_Document segment_
• • • • • • •
RAND explains How Terrorist Groups End, and gives Lessons for Countering al Qa’ida

This study was, of course, ignored.  As a general rule, the US government’s interest in advice is inversely proportional to the relevant expertise and knowledge of the source.  Best of all is to know little about the subject, but have an active imagination and firm grasp of what the answers should be.

Summary

All terrorist groups eventually end. But how do they end? The evidence since 1968 indicates that most groups have ended because (1) they joined the political process (43 percent) or (2) local police and intelligence agencies arrested or killed key members (40%). Military force has rarely been the primary reason for the end of terrorist groups, and few groups within this time frame have achieved victory. This has significant implications for dealing with al Qa’ida and suggests fundamentally rethinking post-9/11 U.S. counterterrorism strategy: Policymakers need to understand where to prioritize their efforts with limited resources and attention.
• • • • • • •
_Short task 1_
How would you restate the paragraph of the RAND study excerpt that begins "All terrorist groups eventually end" as a short bulleted list that keeps its main facts?

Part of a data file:
• • • • • • •
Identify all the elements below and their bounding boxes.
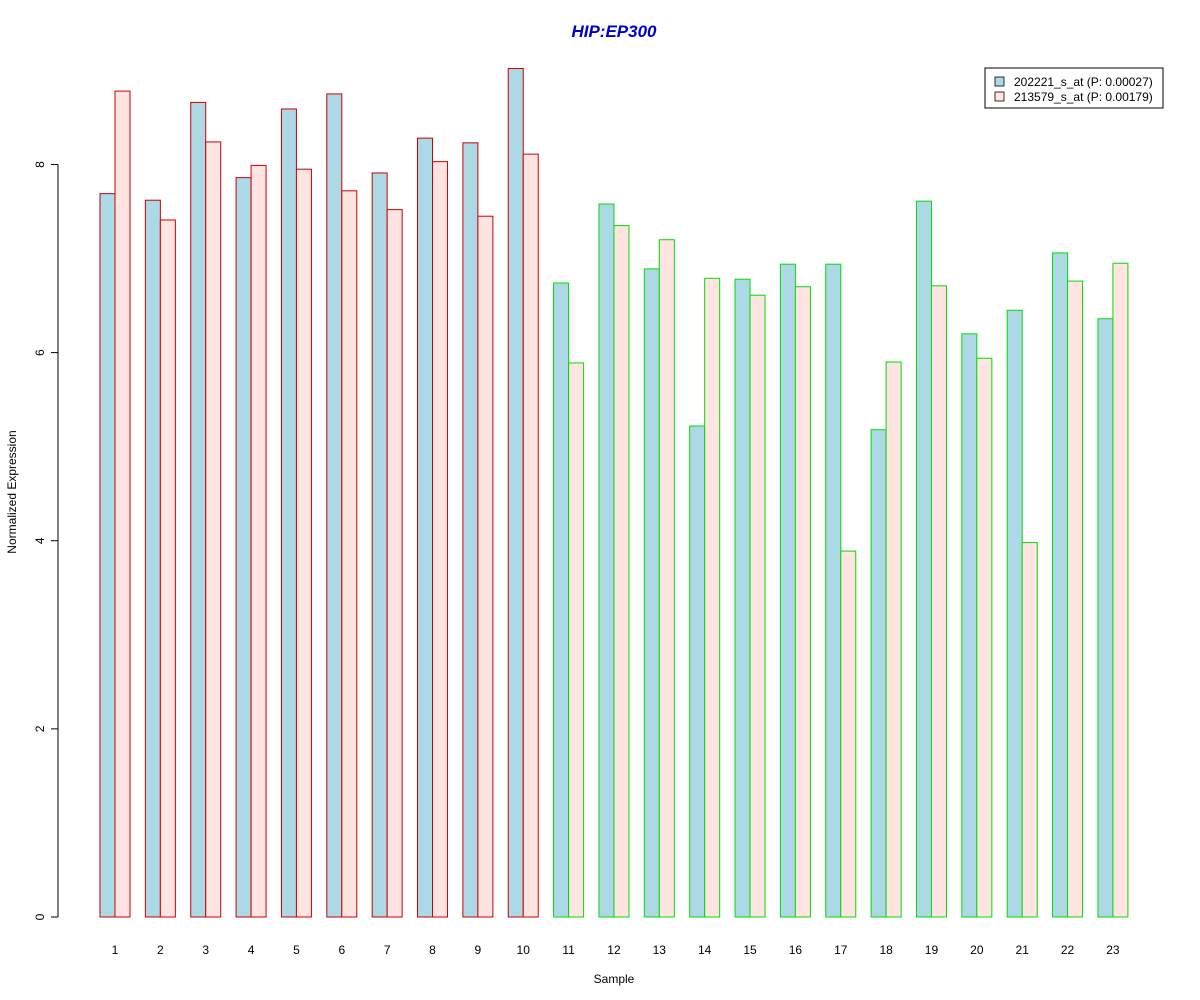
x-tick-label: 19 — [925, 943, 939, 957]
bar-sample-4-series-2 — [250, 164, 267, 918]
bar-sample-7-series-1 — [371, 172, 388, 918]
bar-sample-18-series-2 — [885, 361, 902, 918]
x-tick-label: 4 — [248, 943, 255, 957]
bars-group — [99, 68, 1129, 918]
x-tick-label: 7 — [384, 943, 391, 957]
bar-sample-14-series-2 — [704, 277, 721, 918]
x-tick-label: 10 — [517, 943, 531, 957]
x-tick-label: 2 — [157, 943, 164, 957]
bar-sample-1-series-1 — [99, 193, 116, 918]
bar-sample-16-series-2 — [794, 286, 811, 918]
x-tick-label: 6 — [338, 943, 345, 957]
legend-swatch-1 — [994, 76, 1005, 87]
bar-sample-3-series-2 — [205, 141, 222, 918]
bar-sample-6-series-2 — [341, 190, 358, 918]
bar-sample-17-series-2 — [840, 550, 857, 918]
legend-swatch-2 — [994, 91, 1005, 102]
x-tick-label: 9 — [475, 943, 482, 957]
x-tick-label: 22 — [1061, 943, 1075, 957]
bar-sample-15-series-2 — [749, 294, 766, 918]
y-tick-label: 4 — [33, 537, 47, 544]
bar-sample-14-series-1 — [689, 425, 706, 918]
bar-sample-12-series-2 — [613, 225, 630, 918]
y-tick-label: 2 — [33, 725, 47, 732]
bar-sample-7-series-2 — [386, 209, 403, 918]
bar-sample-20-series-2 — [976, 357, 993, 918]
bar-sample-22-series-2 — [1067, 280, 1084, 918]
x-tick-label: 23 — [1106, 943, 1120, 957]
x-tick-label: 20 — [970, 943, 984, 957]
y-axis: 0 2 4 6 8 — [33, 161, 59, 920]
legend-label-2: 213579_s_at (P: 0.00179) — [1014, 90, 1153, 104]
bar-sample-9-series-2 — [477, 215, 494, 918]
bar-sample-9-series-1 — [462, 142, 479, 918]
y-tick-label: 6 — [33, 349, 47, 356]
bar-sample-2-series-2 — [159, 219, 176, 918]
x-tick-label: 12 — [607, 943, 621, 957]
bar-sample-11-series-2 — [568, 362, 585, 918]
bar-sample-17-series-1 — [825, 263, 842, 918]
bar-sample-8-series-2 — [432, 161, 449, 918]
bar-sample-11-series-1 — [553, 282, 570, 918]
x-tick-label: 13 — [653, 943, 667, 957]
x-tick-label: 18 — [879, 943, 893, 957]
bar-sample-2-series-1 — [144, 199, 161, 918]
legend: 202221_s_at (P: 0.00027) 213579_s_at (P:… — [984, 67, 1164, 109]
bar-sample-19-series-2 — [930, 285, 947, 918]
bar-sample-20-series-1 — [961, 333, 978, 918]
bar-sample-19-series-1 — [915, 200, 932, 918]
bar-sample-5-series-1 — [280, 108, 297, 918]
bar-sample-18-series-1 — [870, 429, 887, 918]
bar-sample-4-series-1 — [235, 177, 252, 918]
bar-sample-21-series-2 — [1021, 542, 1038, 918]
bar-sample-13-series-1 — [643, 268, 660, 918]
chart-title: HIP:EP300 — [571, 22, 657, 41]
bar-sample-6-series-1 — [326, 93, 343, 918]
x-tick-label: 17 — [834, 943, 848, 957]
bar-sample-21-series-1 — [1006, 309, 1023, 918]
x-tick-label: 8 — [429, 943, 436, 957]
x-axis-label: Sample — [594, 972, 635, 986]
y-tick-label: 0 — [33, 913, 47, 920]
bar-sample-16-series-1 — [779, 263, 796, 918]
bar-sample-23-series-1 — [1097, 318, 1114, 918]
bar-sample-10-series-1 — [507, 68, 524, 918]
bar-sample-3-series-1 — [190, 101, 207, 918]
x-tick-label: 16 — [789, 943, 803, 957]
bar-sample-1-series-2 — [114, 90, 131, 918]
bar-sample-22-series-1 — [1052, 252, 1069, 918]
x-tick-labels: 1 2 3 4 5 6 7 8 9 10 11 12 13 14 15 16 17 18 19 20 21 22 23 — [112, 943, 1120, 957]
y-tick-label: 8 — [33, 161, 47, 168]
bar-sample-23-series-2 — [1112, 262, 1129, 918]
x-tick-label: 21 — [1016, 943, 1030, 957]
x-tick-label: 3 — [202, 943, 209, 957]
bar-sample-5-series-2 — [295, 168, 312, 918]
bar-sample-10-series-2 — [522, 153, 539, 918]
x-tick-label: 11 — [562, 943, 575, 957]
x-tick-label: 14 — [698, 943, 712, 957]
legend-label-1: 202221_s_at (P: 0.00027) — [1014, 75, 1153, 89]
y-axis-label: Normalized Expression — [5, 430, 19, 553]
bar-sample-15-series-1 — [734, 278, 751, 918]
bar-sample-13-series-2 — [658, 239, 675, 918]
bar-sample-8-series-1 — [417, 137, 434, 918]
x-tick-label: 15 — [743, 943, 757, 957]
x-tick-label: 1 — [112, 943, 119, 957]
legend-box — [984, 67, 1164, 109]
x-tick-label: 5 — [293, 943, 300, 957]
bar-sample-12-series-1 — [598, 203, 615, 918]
• • • • • • •
_Short task 2_
What do the entries look like, from the line containing "x-tick-label: 19 — [925, 943, 939, 957]" through the line containing "bar-sample-9-series-1 — [462, 142, 479, 918]", if every "series-2" is replaced with "series-B" and nothing else is changed? Return only those lines.

_Task solution 1_
- All terrorist groups eventually end.
- Since 1968, most have ended by joining the political process (43 percent) or because local police and intelligence agencies arrested or killed key members (40%).
- Military force has rarely been the primary cause, and few groups in this period have achieved victory.
- This has significant implications for dealing with al Qa’ida and suggests fundamentally rethinking post-9/11 U.S. counterterrorism strategy.
- Policymakers need to understand where to prioritize their efforts with limited resources and attention.

_Task solution 2_
x-tick-label: 19 — [925, 943, 939, 957]
bar-sample-4-series-B — [250, 164, 267, 918]
bar-sample-7-series-1 — [371, 172, 388, 918]
bar-sample-18-series-B — [885, 361, 902, 918]
x-tick-label: 4 — [248, 943, 255, 957]
bars-group — [99, 68, 1129, 918]
x-tick-label: 7 — [384, 943, 391, 957]
bar-sample-14-series-B — [704, 277, 721, 918]
x-tick-label: 10 — [517, 943, 531, 957]
x-tick-label: 2 — [157, 943, 164, 957]
bar-sample-1-series-1 — [99, 193, 116, 918]
bar-sample-16-series-B — [794, 286, 811, 918]
x-tick-label: 6 — [338, 943, 345, 957]
legend-swatch-1 — [994, 76, 1005, 87]
bar-sample-3-series-B — [205, 141, 222, 918]
bar-sample-6-series-B — [341, 190, 358, 918]
bar-sample-17-series-B — [840, 550, 857, 918]
legend-swatch-2 — [994, 91, 1005, 102]
x-tick-label: 9 — [475, 943, 482, 957]
x-tick-label: 22 — [1061, 943, 1075, 957]
bar-sample-15-series-B — [749, 294, 766, 918]
y-tick-label: 4 — [33, 537, 47, 544]
bar-sample-14-series-1 — [689, 425, 706, 918]
bar-sample-12-series-B — [613, 225, 630, 918]
y-tick-label: 2 — [33, 725, 47, 732]
bar-sample-7-series-B — [386, 209, 403, 918]
bar-sample-20-series-B — [976, 357, 993, 918]
bar-sample-22-series-B — [1067, 280, 1084, 918]
x-tick-label: 23 — [1106, 943, 1120, 957]
x-tick-label: 20 — [970, 943, 984, 957]
y-axis: 0 2 4 6 8 — [33, 161, 59, 920]
legend-label-2: 213579_s_at (P: 0.00179) — [1014, 90, 1153, 104]
bar-sample-9-series-B — [477, 215, 494, 918]
bar-sample-9-series-1 — [462, 142, 479, 918]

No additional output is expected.